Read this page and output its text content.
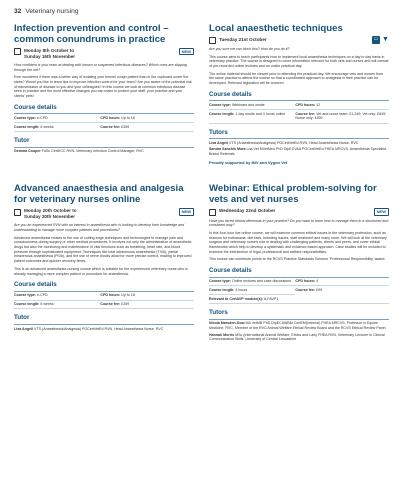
32 Veterinary nursing
Infection prevention and control – common conundrums in practice
Monday 8th October to
Sunday 16th November
NEW

How confident is your team at dealing with known or suspected infectious diseases? Which ones are slipping through the net?

Ever wondered if there was a better way of isolating your kennel cough patient than in the cupboard under the stairs? Would you like to learn tips to improve infection control for your team? Are you aware of the potential risk of transmission of disease to you and your colleagues? In this course we look at common infectious disease seen in practice and the most effective changes you can make to protect your staff, your practice and your clients' pets!

Course details
Course type: e-CPD	CPD hours: Up to 18
Course length: 6 weeks	Course fee: £359
Tutor

Gemma Cooper FdSc CertECC RVN, Veterinary Infection Control Manager, RVC

Local anaesthetic techniques
Tuesday 21st October	▭ ▼

Are you sure we can block this? How do you do it?

This course aims to teach participants how to implement local anaesthesia techniques on a day to day basis in veterinary practice. The course is designed to cover information relevant for both vets and nurses and will consist of pre-recorded online lectures and an onsite practical day.

The online material should be viewed prior to attending the practical day. We encourage vets and nurses from the same practice to attend the course so that a coordinated approach to analgesia in their practice can be developed. Relevant legislation will be covered.

Course details
Course type: Webinars and onsite	CPD hours: 12
Course length: 1 day onsite and 4 hours online	Course fee: Vet and nurse team: £1,249; Vet only: £849; Nurse only: £499
Tutors

Lisa Angell VTS (Anaesthesia/Analgesia) PGCertVetEd RVN, Head Anaesthesia Nurse, RVC

Sandra Sanchis Mora Lda Vet MVetMed PhD DipECVAA PGCertVetEd FHEA MRCVS, Anaesthesia Specialist, Bristol Referrals

Proudly supported by IMV and Vygon Vet
Advanced anaesthesia and analgesia for veterinary nurses online
Monday 20th October to
Sunday 30th November
NEW

Are you an experienced RVN with an interest in anaesthesia who is looking to develop their knowledge and understanding to manage more complex patients and procedures?

Advanced anaesthesia relates to the use of cutting-edge techniques and technologies to manage pain and consciousness during surgery or other medical procedures. It involves not only the administration of anaesthetic drugs but also the monitoring and maintenance of vital functions such as breathing, heart rate, and blood pressure through sophisticated equipment. Techniques like total intravenous anaesthesia (TIVA), partial intravenous anaesthesia (PIVA), and the use of nerve blocks allow for more precise control, leading to improved patient outcomes and quicker recovery times.

This is an advanced anaesthesia nursing course which is suitable for the experienced veterinary nurse who is already managing a more complex patient or procedure for anaesthesia.

Course details
Course type: e-CPD	CPD hours: Up to 18
Course length: 6 weeks	Course fee: £359
Tutor

Lisa Angell VTS (Anaesthesia/Analgesia) PGCertVetEd RVN, Head Anaesthesia Nurse, RVC

Webinar: Ethical problem-solving for vets and vet nurses
Wednesday 22nd October	NEW

Have you faced ethical dilemmas in your practice? Do you want to learn how to manage them in a structured and consistent way?

In this four-hour live online course, we will examine common ethical issues in the veterinary profession, such as reasons for euthanasia, diet fads, breeding issues, staff treatment and many more. We will look at the veterinary surgeon and veterinary nurse's role in dealing with challenging patients, clients and peers, and cover ethical frameworks which help to develop a systematic and evidence-based approach. Case studies will be included to examine the intersection of legal, professional and welfare responsibilities.

This course can contribute points to the RCVS Practice Standards Scheme 'Professional Responsibility' award.

Course details
Course type: Online lectures and case discussions	CPD hours: 4
Course length: 4 hours	Course fee: £99
Relevant to CertAVP module(s): A-FAVP1
Tutors

Nicola Marsden-Gow MA VetMB PhD DipECAWBM CertEM(Internal) FHEA MRCVS, Professor in Equine Medicine, RVC, Member of the RVC Animal Welfare Ethical Review Board and the RCVS Ethical Review Panel

Hannah Morris MSc (International Animal Welfare, Ethics and Law) FHEA RVN, Veterinary Lecturer in Clinical Communication Skills, University of Central Lancashire
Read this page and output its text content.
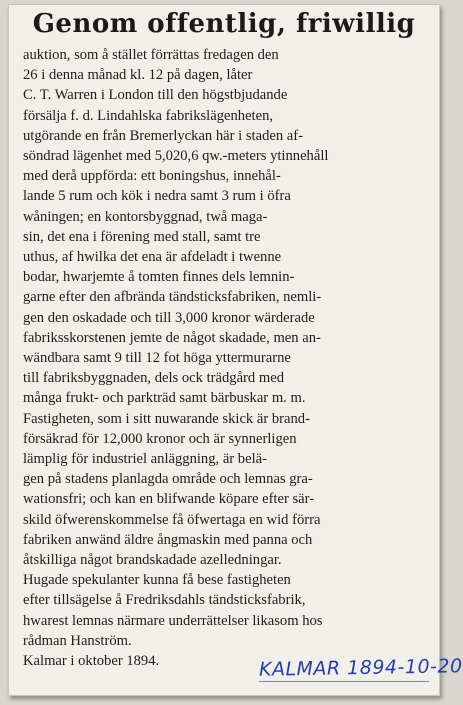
Genom offentlig, friwillig
auktion, som å stället förrättas fredagen den
26 i denna månad kl. 12 på dagen, låter
C. T. Warren i London till den högstbjudande
försälja f. d. Lindahlska fabrikslägenheten,
utgörande en från Bremerlyckan här i staden af-
söndrad lägenhet med 5,020,6 qw.-meters ytinnehåll
med derå uppförda: ett boningshus, innehål-
lande 5 rum och kök i nedra samt 3 rum i öfra
wåningen; en kontorsbyggnad, twå maga-
sin, det ena i förening med stall, samt tre
uthus, af hwilka det ena är afdeladt i twenne
bodar, hwarjemte å tomten finnes dels lemnin-
garne efter den afbrända tändsticksfabriken, nemli-
gen den oskadade och till 3,000 kronor wärderade
fabriksskorstenen jemte de något skadade, men an-
wändbara samt 9 till 12 fot höga yttermurarne
till fabriksbyggnaden, dels ock trädgård med
många frukt- och parkträd samt bärbuskar m. m.
Fastigheten, som i sitt nuwarande skick är brand-
försäkrad för 12,000 kronor och är synnerligen
lämplig för industriel anläggning, är belä-
gen på stadens planlagda område och lemnas gra-
wationsfri; och kan en blifwande köpare efter sär-
skild öfwerenskommelse få öfwertaga en wid förra
fabriken anwänd äldre ångmaskin med panna och
åtskilliga något brandskadade azelledningar.
Hugade spekulanter kunna få bese fastigheten
efter tillsägelse å Fredriksdahls tändsticksfabrik,
hwarest lemnas närmare underrättelser likasom hos
rådman Hanström.
Kalmar i oktober 1894.	KALMAR 1894-10-20
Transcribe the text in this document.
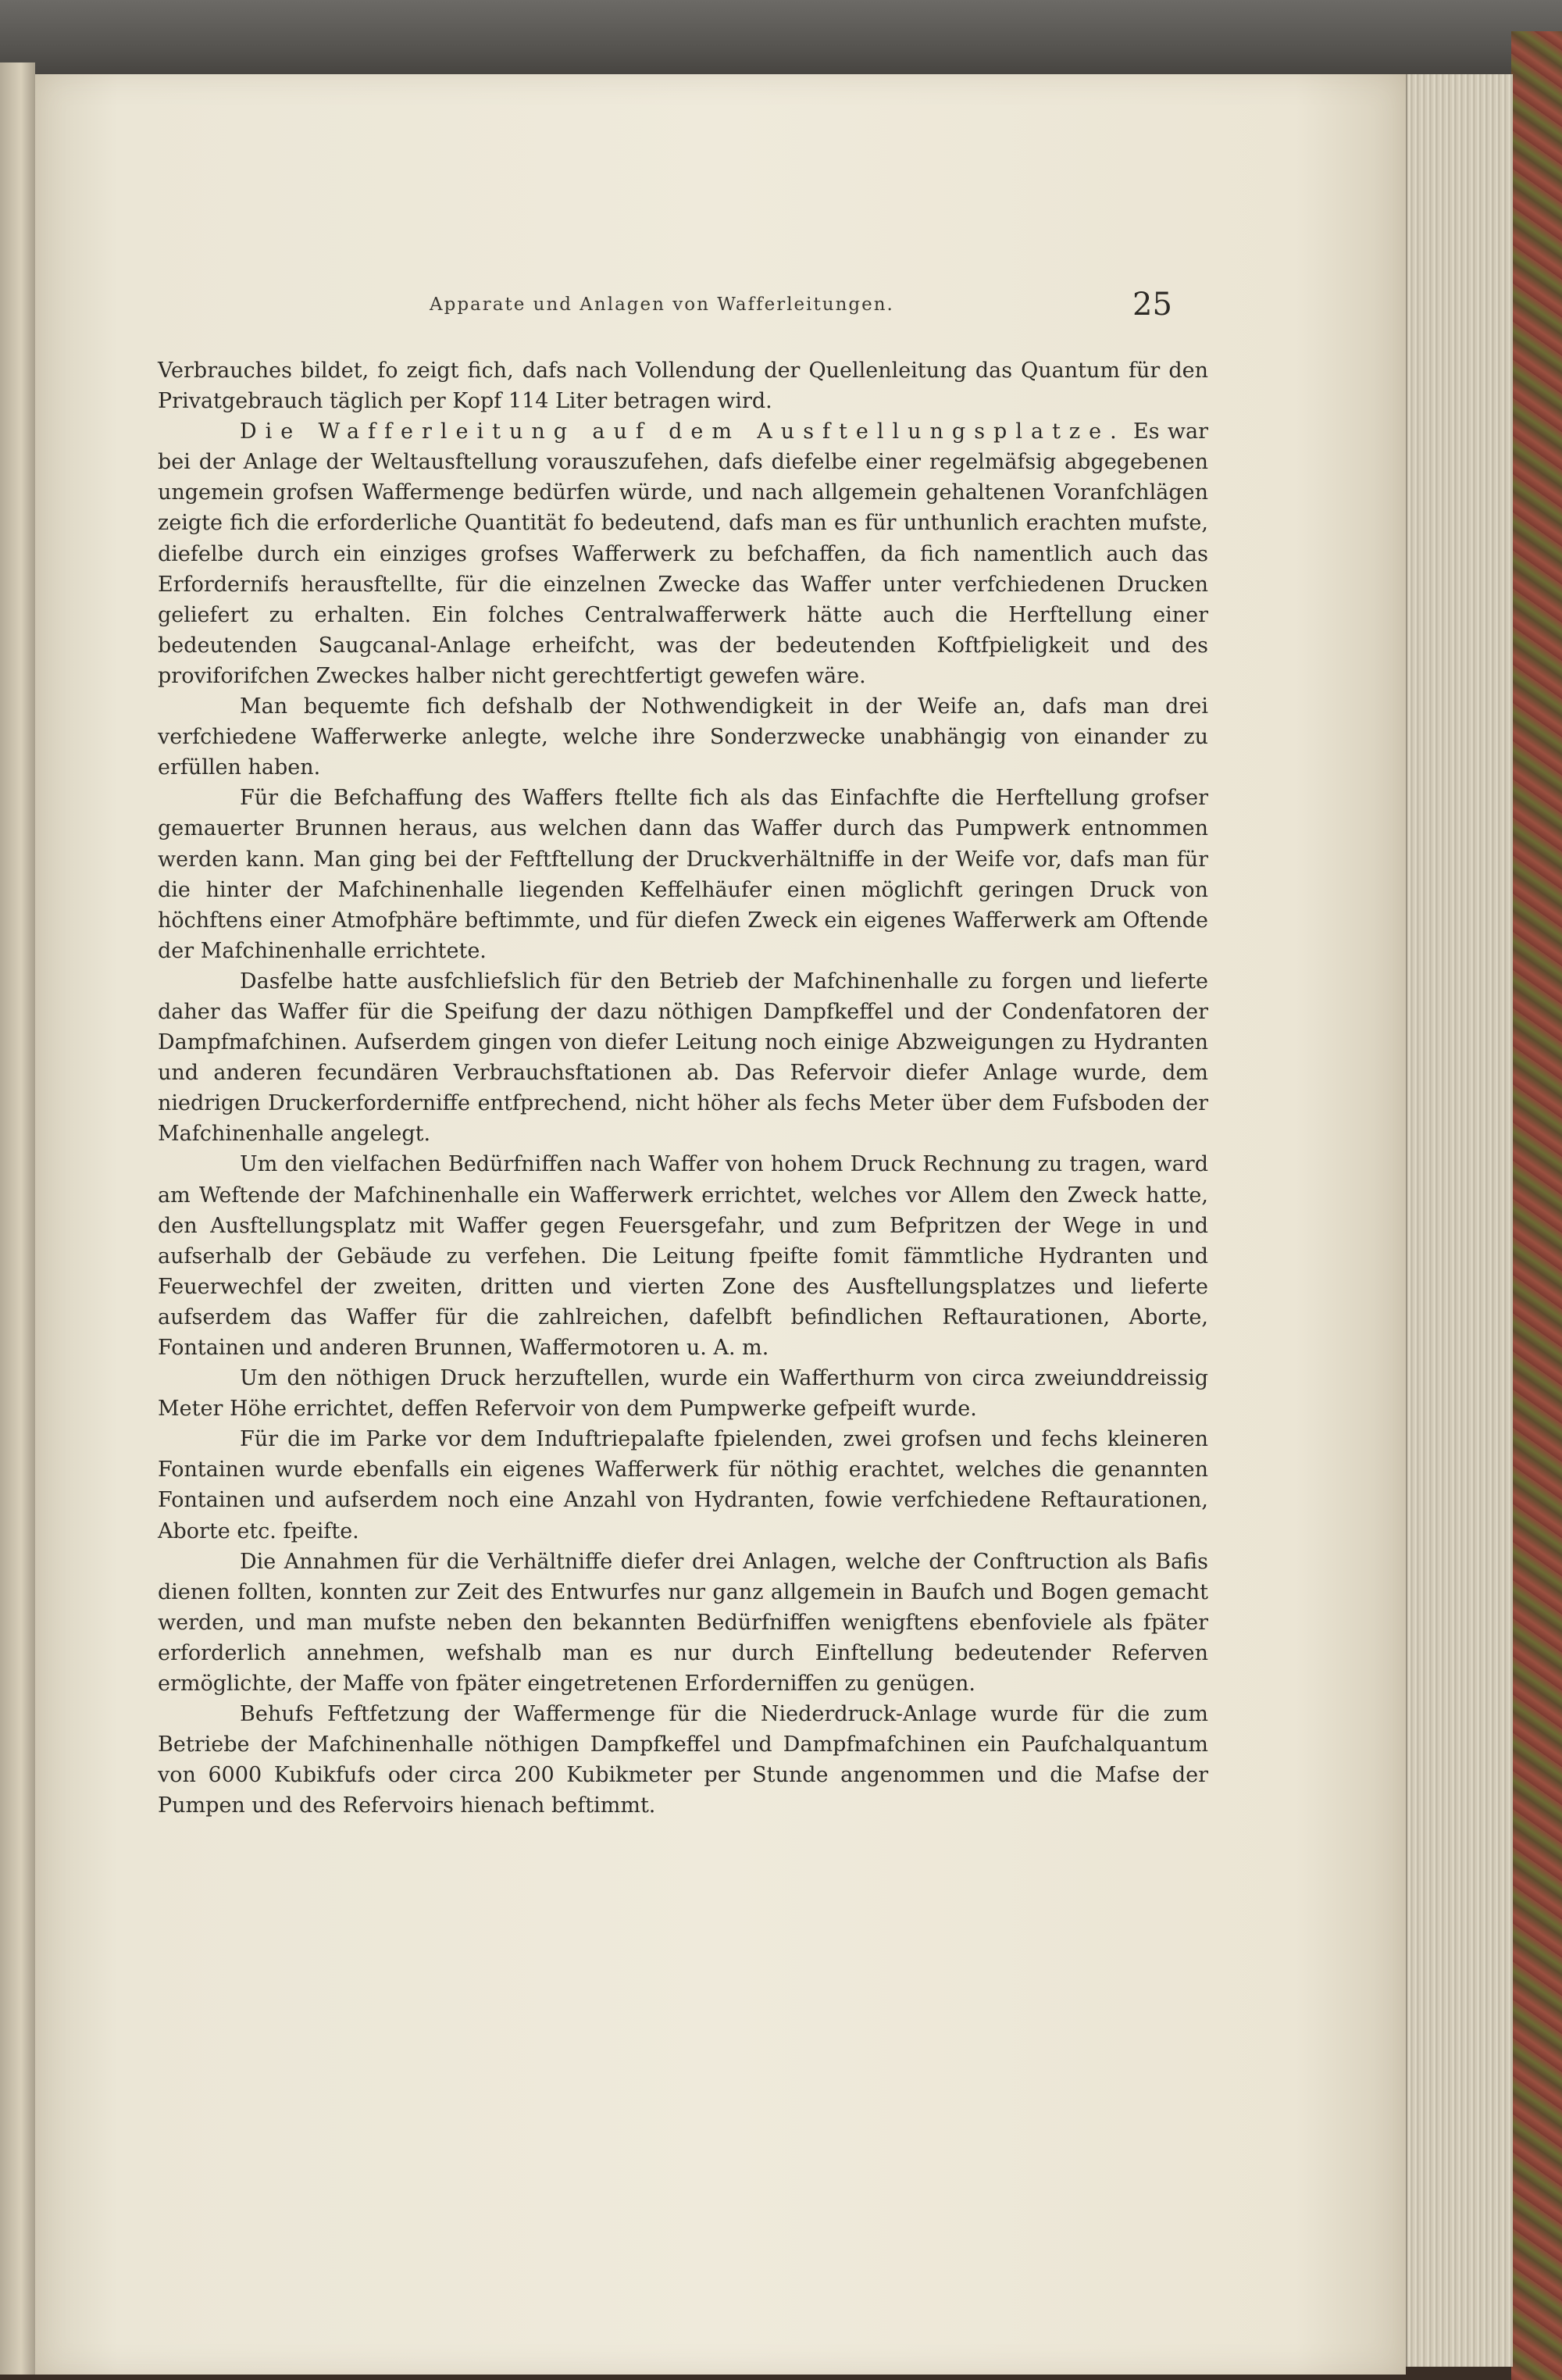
Apparate und Anlagen von Wafferleitungen.	25

Verbrauches bildet, fo zeigt fich, dafs nach Vollendung der Quellenleitung das Quantum für den Privatgebrauch täglich per Kopf 114 Liter betragen wird.

Die Wafferleitung auf dem Ausftellungsplatze. Es war bei der Anlage der Weltausftellung vorauszufehen, dafs diefelbe einer regelmäfsig abgegebenen ungemein grofsen Waffermenge bedürfen würde, und nach allgemein gehaltenen Voranfchlägen zeigte fich die erforderliche Quantität fo bedeutend, dafs man es für unthunlich erachten mufste, diefelbe durch ein einziges grofses Wafferwerk zu befchaffen, da fich namentlich auch das Erfordernifs herausftellte, für die einzelnen Zwecke das Waffer unter verfchiedenen Drucken geliefert zu erhalten. Ein folches Centralwafferwerk hätte auch die Herftellung einer bedeutenden Saugcanal-Anlage erheifcht, was der bedeutenden Koftfpieligkeit und des proviforifchen Zweckes halber nicht gerechtfertigt gewefen wäre.

Man bequemte fich defshalb der Nothwendigkeit in der Weife an, dafs man drei verfchiedene Wafferwerke anlegte, welche ihre Sonderzwecke unabhängig von einander zu erfüllen haben.

Für die Befchaffung des Waffers ftellte fich als das Einfachfte die Herftellung grofser gemauerter Brunnen heraus, aus welchen dann das Waffer durch das Pumpwerk entnommen werden kann. Man ging bei der Feftftellung der Druckverhältniffe in der Weife vor, dafs man für die hinter der Mafchinenhalle liegenden Keffelhäufer einen möglichft geringen Druck von höchftens einer Atmofphäre beftimmte, und für diefen Zweck ein eigenes Wafferwerk am Oftende der Mafchinenhalle errichtete.

Dasfelbe hatte ausfchliefslich für den Betrieb der Mafchinenhalle zu forgen und lieferte daher das Waffer für die Speifung der dazu nöthigen Dampfkeffel und der Condenfatoren der Dampfmafchinen. Aufserdem gingen von diefer Leitung noch einige Abzweigungen zu Hydranten und anderen fecundären Verbrauchsftationen ab. Das Refervoir diefer Anlage wurde, dem niedrigen Druckerforderniffe entfprechend, nicht höher als fechs Meter über dem Fufsboden der Mafchinenhalle angelegt.

Um den vielfachen Bedürfniffen nach Waffer von hohem Druck Rechnung zu tragen, ward am Weftende der Mafchinenhalle ein Wafferwerk errichtet, welches vor Allem den Zweck hatte, den Ausftellungsplatz mit Waffer gegen Feuersgefahr, und zum Befpritzen der Wege in und aufserhalb der Gebäude zu verfehen. Die Leitung fpeifte fomit fämmtliche Hydranten und Feuerwechfel der zweiten, dritten und vierten Zone des Ausftellungsplatzes und lieferte aufserdem das Waffer für die zahlreichen, dafelbft befindlichen Reftaurationen, Aborte, Fontainen und anderen Brunnen, Waffermotoren u. A. m.

Um den nöthigen Druck herzuftellen, wurde ein Wafferthurm von circa zweiunddreissig Meter Höhe errichtet, deffen Refervoir von dem Pumpwerke gefpeift wurde.

Für die im Parke vor dem Induftriepalafte fpielenden, zwei grofsen und fechs kleineren Fontainen wurde ebenfalls ein eigenes Wafferwerk für nöthig erachtet, welches die genannten Fontainen und aufserdem noch eine Anzahl von Hydranten, fowie verfchiedene Reftaurationen, Aborte etc. fpeifte.

Die Annahmen für die Verhältniffe diefer drei Anlagen, welche der Conftruction als Bafis dienen follten, konnten zur Zeit des Entwurfes nur ganz allgemein in Baufch und Bogen gemacht werden, und man mufste neben den bekannten Bedürfniffen wenigftens ebenfoviele als fpäter erforderlich annehmen, wefshalb man es nur durch Einftellung bedeutender Referven ermöglichte, der Maffe von fpäter eingetretenen Erforderniffen zu genügen.

Behufs Feftfetzung der Waffermenge für die Niederdruck-Anlage wurde für die zum Betriebe der Mafchinenhalle nöthigen Dampfkeffel und Dampfmafchinen ein Paufchalquantum von 6000 Kubikfufs oder circa 200 Kubikmeter per Stunde angenommen und die Mafse der Pumpen und des Refervoirs hienach beftimmt.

══════════════════════════════

Reproduce each line from the data that has "November" in it.

**Exercise solution**
Sunday 16th November
Sunday 30th November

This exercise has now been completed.